EXERCISE OBJECTIVE — Pick out the lines in the listing below that contain the word "своето" and copy them.
──────── RECORD SET
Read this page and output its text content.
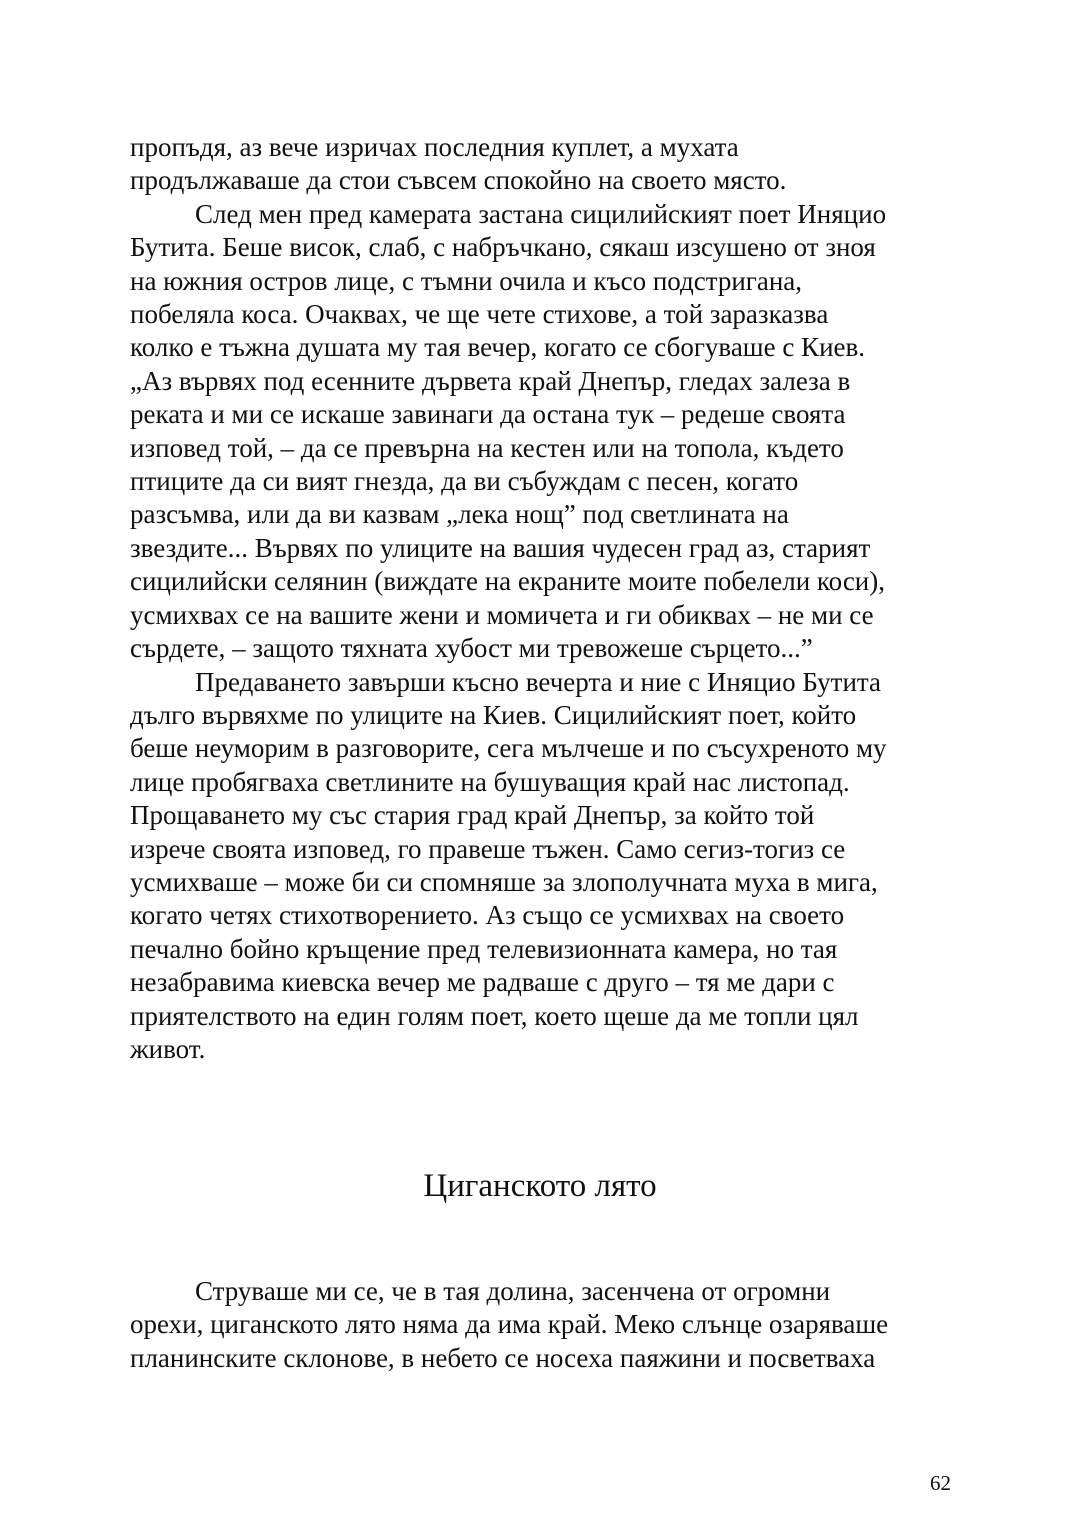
пропъдя, аз вече изричах последния куплет, а мухата
продължаваше да стои съвсем спокойно на своето място.
След мен пред камерата застана сицилийският поет Иняцио
Бутита. Беше висок, слаб, с набръчкано, сякаш изсушено от зноя
на южния остров лице, с тъмни очила и късо подстригана,
побеляла коса. Очаквах, че ще чете стихове, а той заразказва
колко е тъжна душата му тая вечер, когато се сбогуваше с Киев.
„Аз вървях под есенните дървета край Днепър, гледах залеза в
реката и ми се искаше завинаги да остана тук – редеше своята
изповед той, – да се превърна на кестен или на топола, където
птиците да си вият гнезда, да ви събуждам с песен, когато
разсъмва, или да ви казвам „лека нощ” под светлината на
звездите... Вървях по улиците на вашия чудесен град аз, старият
сицилийски селянин (виждате на екраните моите побелели коси),
усмихвах се на вашите жени и момичета и ги обиквах – не ми се
сърдете, – защото тяхната хубост ми тревожеше сърцето...”
Предаването завърши късно вечерта и ние с Иняцио Бутита
дълго вървяхме по улиците на Киев. Сицилийският поет, който
беше неуморим в разговорите, сега мълчеше и по съсухреното му
лице пробягваха светлините на бушуващия край нас листопад.
Прощаването му със стария град край Днепър, за който той
изрече своята изповед, го правеше тъжен. Само сегиз-тогиз се
усмихваше – може би си спомняше за злополучната муха в мига,
когато четях стихотворението. Аз също се усмихвах на своето
печално бойно кръщение пред телевизионната камера, но тая
незабравима киевска вечер ме радваше с друго – тя ме дари с
приятелството на един голям поет, което щеше да ме топли цял
живот.
Циганското лято
Струваше ми се, че в тая долина, засенчена от огромни
орехи, циганското лято няма да има край. Меко слънце озаряваше
планинските склонове, в небето се носеха паяжини и посветваха
62
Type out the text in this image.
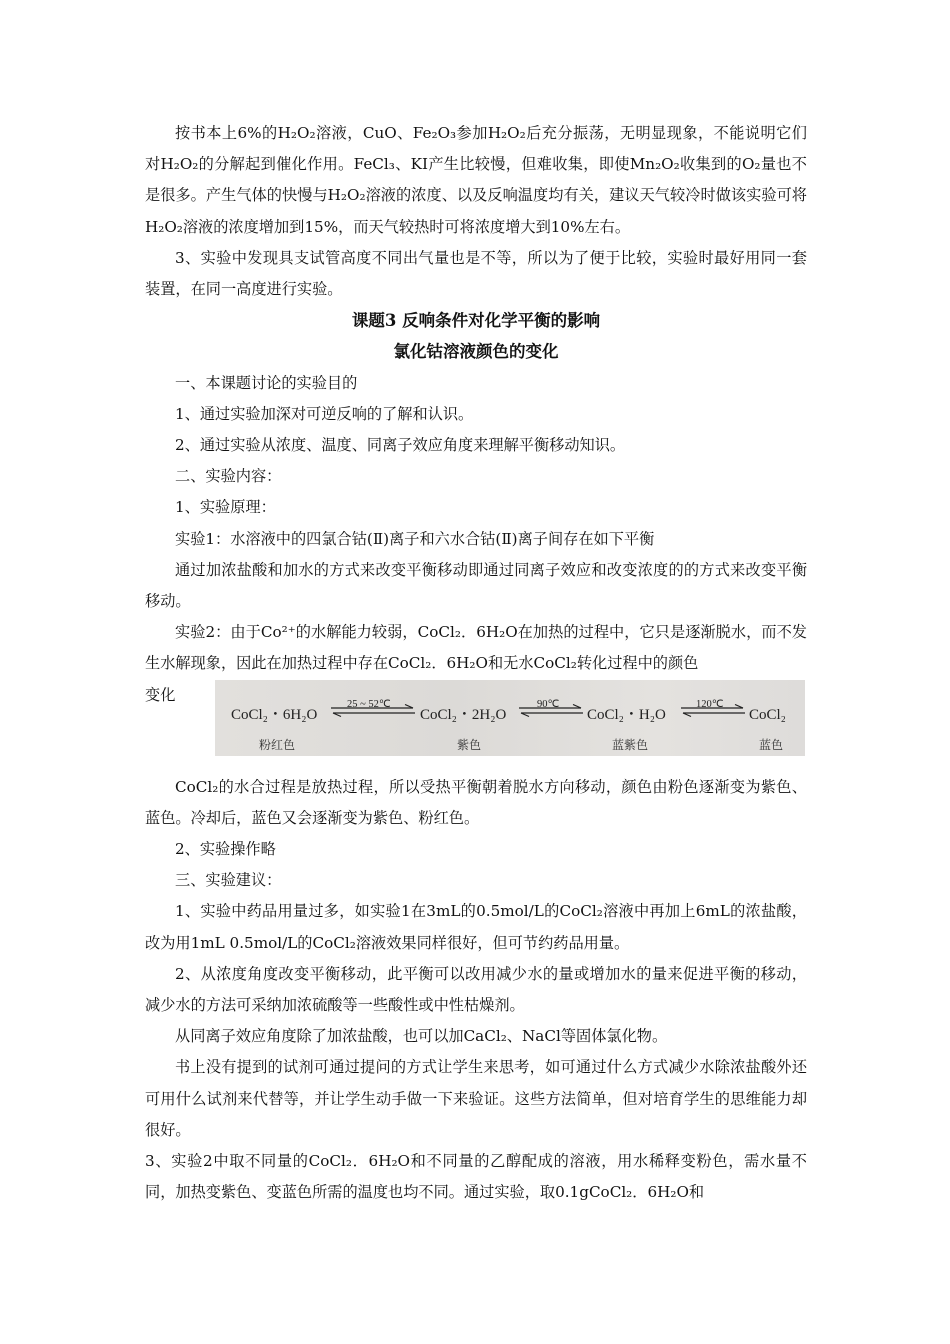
按书本上6%的H₂O₂溶液，CuO、Fe₂O₃参加H₂O₂后充分振荡，无明显现象，不能说明它们对H₂O₂的分解起到催化作用。FeCl₃、KI产生比较慢，但难收集，即使Mn₂O₂收集到的O₂量也不是很多。产生气体的快慢与H₂O₂溶液的浓度、以及反响温度均有关，建议天气较冷时做该实验可将H₂O₂溶液的浓度增加到15%，而天气较热时可将浓度增大到10%左右。

3、实验中发现具支试管高度不同出气量也是不等，所以为了便于比较，实验时最好用同一套装置，在同一高度进行实验。

课题3 反响条件对化学平衡的影响

氯化钴溶液颜色的变化

一、本课题讨论的实验目的

1、通过实验加深对可逆反响的了解和认识。

2、通过实验从浓度、温度、同离子效应角度来理解平衡移动知识。

二、实验内容：

1、实验原理：

实验1：水溶液中的四氯合钴(Ⅱ)离子和六水合钴(Ⅱ)离子间存在如下平衡

通过加浓盐酸和加水的方式来改变平衡移动即通过同离子效应和改变浓度的的方式来改变平衡移动。

实验2：由于Co²⁺的水解能力较弱，CoCl₂．6H₂O在加热的过程中，它只是逐渐脱水，而不发生水解现象，因此在加热过程中存在CoCl₂．6H₂O和无水CoCl₂转化过程中的颜色

变化
CoCl₂・6H₂O	CoCl₂・2H₂O	CoCl₂・H₂O	CoCl₂
粉红色	紫色	蓝紫色	蓝色
25 ~ 52℃	90℃	120℃

CoCl₂的水合过程是放热过程，所以受热平衡朝着脱水方向移动，颜色由粉色逐渐变为紫色、蓝色。冷却后，蓝色又会逐渐变为紫色、粉红色。

2、实验操作略

三、实验建议：

1、实验中药品用量过多，如实验1在3mL的0.5mol/L的CoCl₂溶液中再加上6mL的浓盐酸，改为用1mL 0.5mol/L的CoCl₂溶液效果同样很好，但可节约药品用量。

2、从浓度角度改变平衡移动，此平衡可以改用减少水的量或增加水的量来促进平衡的移动，减少水的方法可采纳加浓硫酸等一些酸性或中性枯燥剂。

从同离子效应角度除了加浓盐酸，也可以加CaCl₂、NaCl等固体氯化物。

书上没有提到的试剂可通过提问的方式让学生来思考，如可通过什么方式减少水除浓盐酸外还可用什么试剂来代替等，并让学生动手做一下来验证。这些方法简单，但对培育学生的思维能力却很好。

3、实验2中取不同量的CoCl₂．6H₂O和不同量的乙醇配成的溶液，用水稀释变粉色，需水量不同，加热变紫色、变蓝色所需的温度也均不同。通过实验，取0.1gCoCl₂．6H₂O和
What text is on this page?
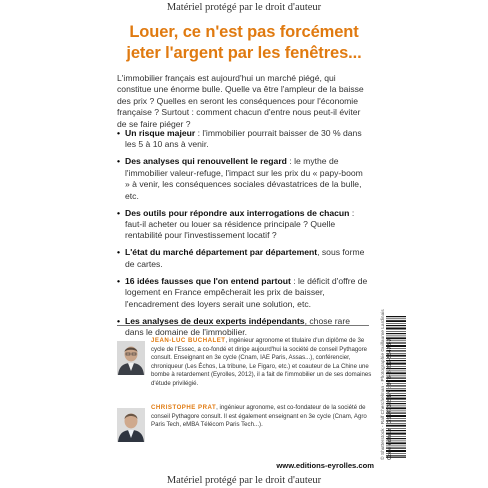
Matériel protégé par le droit d'auteur
Louer, ce n'est pas forcément
jeter l'argent par les fenêtres...
L'immobilier français est aujourd'hui un marché piégé, qui constitue une énorme bulle. Quelle va être l'ampleur de la baisse des prix ? Quelles en seront les conséquences pour l'économie française ? Surtout : comment chacun d'entre nous peut-il éviter de se faire piéger ?
• Un risque majeur : l'immobilier pourrait baisser de 30 % dans les 5 à 10 ans à venir.
• Des analyses qui renouvellent le regard : le mythe de l'immobilier valeur-refuge, l'impact sur les prix du « papy-boom » à venir, les conséquences sociales dévastatrices de la bulle, etc.
• Des outils pour répondre aux interrogations de chacun : faut-il acheter ou louer sa résidence principale ? Quelle rentabilité pour l'investissement locatif ?
• L'état du marché département par département, sous forme de cartes.
• 16 idées fausses que l'on entend partout : le déficit d'offre de logement en France empêcherait les prix de baisser, l'encadrement des loyers serait une solution, etc.
• Les analyses de deux experts indépendants, chose rare dans le domaine de l'immobilier.
JEAN-LUC BUCHALET, ingénieur agronome et titulaire d'un diplôme de 3e cycle de l'Essec, a co-fondé et dirige aujourd'hui la société de conseil Pythagore consult. Enseignant en 3e cycle (Cnam, IAE Paris, Assas...), conférencier, chroniqueur (Les Échos, La tribune, Le Figaro, etc.) et coauteur de La Chine une bombe à retardement (Eyrolles, 2012), il a fait de l'immobilier un de ses domaines d'étude privilégié.
CHRISTOPHE PRAT, ingénieur agronome, est co-fondateur de la société de conseil Pythagore consult. Il est également enseignant en 3e cycle (Cnam, Agro Paris Tech, eMBA Télécom Paris Tech...).
www.editions-eyrolles.com
© Shutterstock - Ralf Cherchelman - Photographie Guillaume Lardinais Code éditeur : G55473 ISBN : 978-2-212-55473-7
Matériel protégé par le droit d'auteur
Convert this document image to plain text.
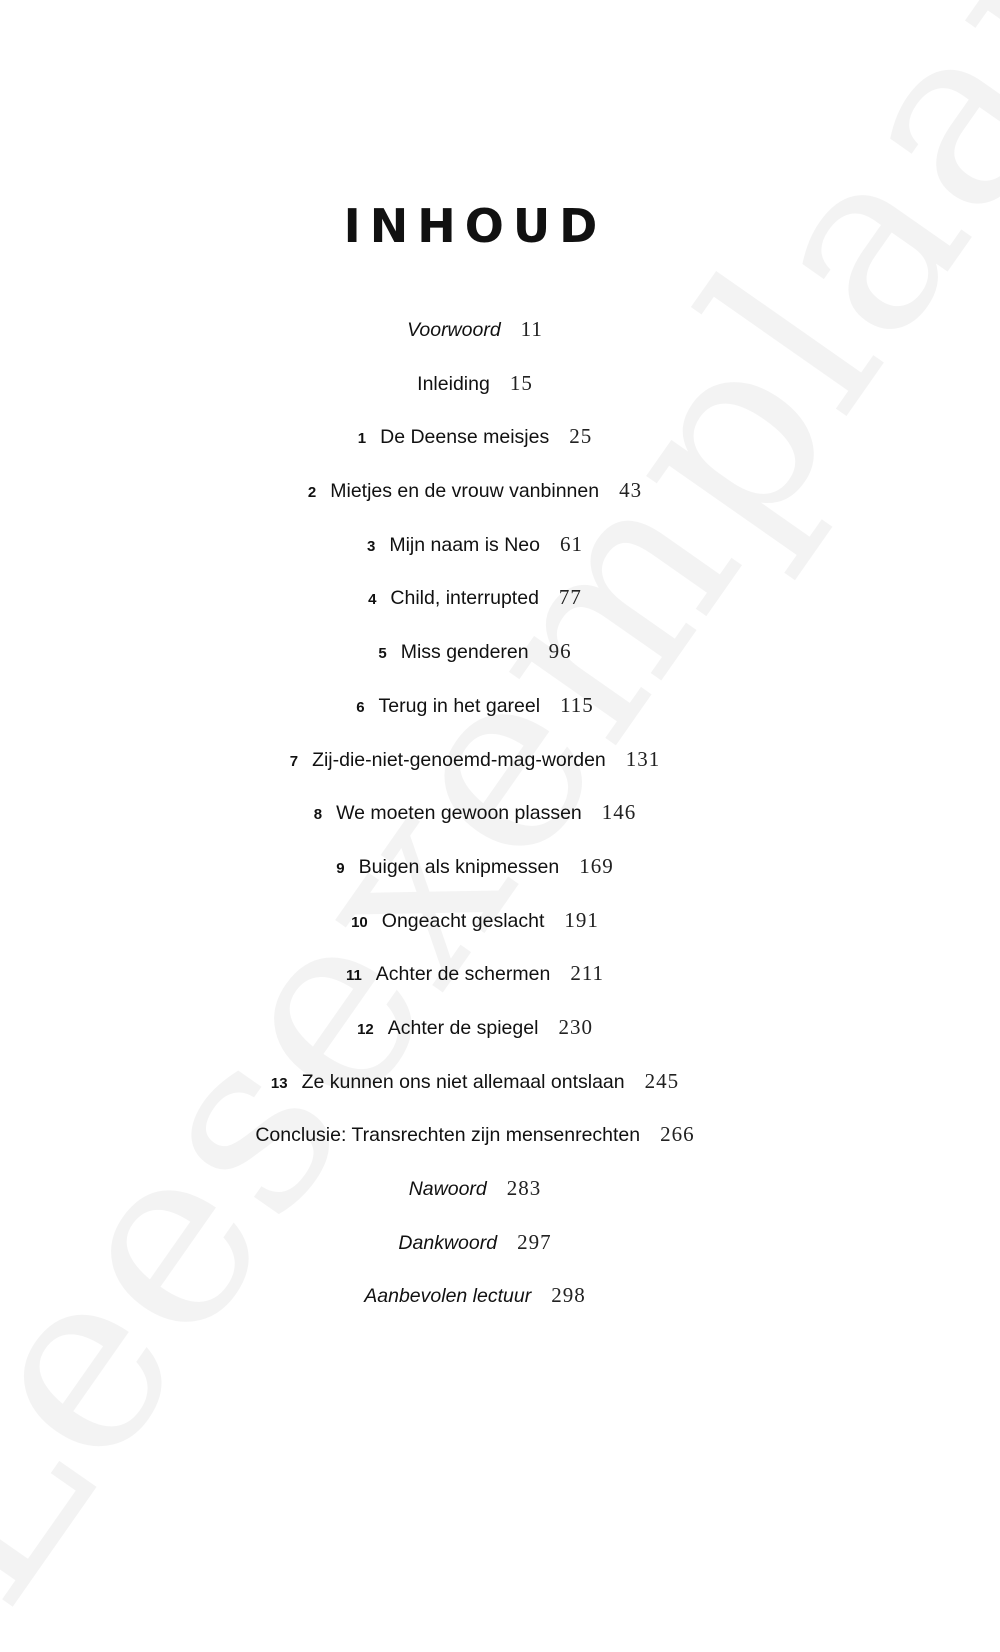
INHOUD
Voorwoord 11
Inleiding 15
1 De Deense meisjes 25
2 Mietjes en de vrouw vanbinnen 43
3 Mijn naam is Neo 61
4 Child, interrupted 77
5 Miss genderen 96
6 Terug in het gareel 115
7 Zij-die-niet-genoemd-mag-worden 131
8 We moeten gewoon plassen 146
9 Buigen als knipmessen 169
10 Ongeacht geslacht 191
11 Achter de schermen 211
12 Achter de spiegel 230
13 Ze kunnen ons niet allemaal ontslaan 245
Conclusie: Transrechten zijn mensenrechten 266
Nawoord 283
Dankwoord 297
Aanbevolen lectuur 298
────────────────
RESPONSE —
продължаваше да стои съвсем спокойно на своето място.
когато четях стихотворението. Аз също се усмихвах на своето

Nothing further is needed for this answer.